TASK TO COMPLETE: Print out the entries below with no edits.
◇ ◇ ◇ ◇ ◇ ◇ ◇
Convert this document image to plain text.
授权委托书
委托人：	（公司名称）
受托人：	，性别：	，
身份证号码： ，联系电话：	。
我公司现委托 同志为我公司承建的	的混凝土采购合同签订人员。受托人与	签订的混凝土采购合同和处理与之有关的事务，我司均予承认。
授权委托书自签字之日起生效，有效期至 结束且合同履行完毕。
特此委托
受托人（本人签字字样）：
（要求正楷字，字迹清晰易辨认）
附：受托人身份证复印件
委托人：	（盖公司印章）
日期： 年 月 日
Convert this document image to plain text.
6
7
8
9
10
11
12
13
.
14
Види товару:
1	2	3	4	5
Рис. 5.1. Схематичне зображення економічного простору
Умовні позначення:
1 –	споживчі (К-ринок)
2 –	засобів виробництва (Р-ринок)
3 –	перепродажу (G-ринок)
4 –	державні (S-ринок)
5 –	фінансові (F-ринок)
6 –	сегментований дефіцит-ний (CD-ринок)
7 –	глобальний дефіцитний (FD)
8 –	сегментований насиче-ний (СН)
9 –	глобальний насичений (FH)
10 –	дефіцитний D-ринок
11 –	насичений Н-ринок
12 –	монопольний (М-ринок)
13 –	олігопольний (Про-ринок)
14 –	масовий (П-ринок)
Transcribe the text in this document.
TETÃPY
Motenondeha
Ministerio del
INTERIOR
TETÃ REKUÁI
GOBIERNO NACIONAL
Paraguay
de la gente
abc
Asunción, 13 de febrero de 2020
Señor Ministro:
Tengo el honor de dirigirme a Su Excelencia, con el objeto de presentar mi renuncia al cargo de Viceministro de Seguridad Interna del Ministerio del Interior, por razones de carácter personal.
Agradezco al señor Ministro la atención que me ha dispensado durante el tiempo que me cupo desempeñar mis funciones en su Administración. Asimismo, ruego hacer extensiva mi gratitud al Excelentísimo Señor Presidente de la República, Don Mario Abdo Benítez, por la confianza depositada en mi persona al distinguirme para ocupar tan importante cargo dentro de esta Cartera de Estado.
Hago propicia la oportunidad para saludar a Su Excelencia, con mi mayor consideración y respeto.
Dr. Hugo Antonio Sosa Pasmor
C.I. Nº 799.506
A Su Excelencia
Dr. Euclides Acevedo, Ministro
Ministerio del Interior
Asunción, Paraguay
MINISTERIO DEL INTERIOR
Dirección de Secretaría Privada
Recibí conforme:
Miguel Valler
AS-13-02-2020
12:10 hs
◇ ◇ ◇ ◇ ◇ ◇ ◇
RESPONSE FOR THIS EXERCISE:
Convert this document image to plain text.
授权委托书
委托人：	（公司名称）
受托人：	，性别：	，
身份证号码： ，联系电话：	。
我公司现委托 同志为我公司承建的	的混凝土采购合同签订人员。受托人与	签订的混凝土采购合同和处理与之有关的事务，我司均予承认。
授权委托书自签字之日起生效，有效期至 结束且合同履行完毕。
特此委托
受托人（本人签字字样）：
（要求正楷字，字迹清晰易辨认）
附：受托人身份证复印件
委托人：	（盖公司印章）
日期： 年 月 日
Convert this document image to plain text.
6
7
8
9
10
11
12
13
.
14
Види товару:
1	2	3	4	5
Рис. 5.1. Схематичне зображення економічного простору
Умовні позначення:
1 –	споживчі (К-ринок)
2 –	засобів виробництва (Р-ринок)
3 –	перепродажу (G-ринок)
4 –	державні (S-ринок)
5 –	фінансові (F-ринок)
6 –	сегментований дефіцит-ний (CD-ринок)
7 –	глобальний дефіцитний (FD)
8 –	сегментований насиче-ний (СН)
9 –	глобальний насичений (FH)
10 –	дефіцитний D-ринок
11 –	насичений Н-ринок
12 –	монопольний (М-ринок)
13 –	олігопольний (Про-ринок)
14 –	масовий (П-ринок)
Transcribe the text in this document.
TETÃPY
Motenondeha
Ministerio del
INTERIOR
TETÃ REKUÁI
GOBIERNO NACIONAL
Paraguay
de la gente
abc
Asunción, 13 de febrero de 2020
Señor Ministro:
Tengo el honor de dirigirme a Su Excelencia, con el objeto de presentar mi renuncia al cargo de Viceministro de Seguridad Interna del Ministerio del Interior, por razones de carácter personal.
Agradezco al señor Ministro la atención que me ha dispensado durante el tiempo que me cupo desempeñar mis funciones en su Administración. Asimismo, ruego hacer extensiva mi gratitud al Excelentísimo Señor Presidente de la República, Don Mario Abdo Benítez, por la confianza depositada en mi persona al distinguirme para ocupar tan importante cargo dentro de esta Cartera de Estado.
Hago propicia la oportunidad para saludar a Su Excelencia, con mi mayor consideración y respeto.
Dr. Hugo Antonio Sosa Pasmor
C.I. Nº 799.506
A Su Excelencia
Dr. Euclides Acevedo, Ministro
Ministerio del Interior
Asunción, Paraguay
MINISTERIO DEL INTERIOR
Dirección de Secretaría Privada
Recibí conforme:
Miguel Valler
AS-13-02-2020
12:10 hs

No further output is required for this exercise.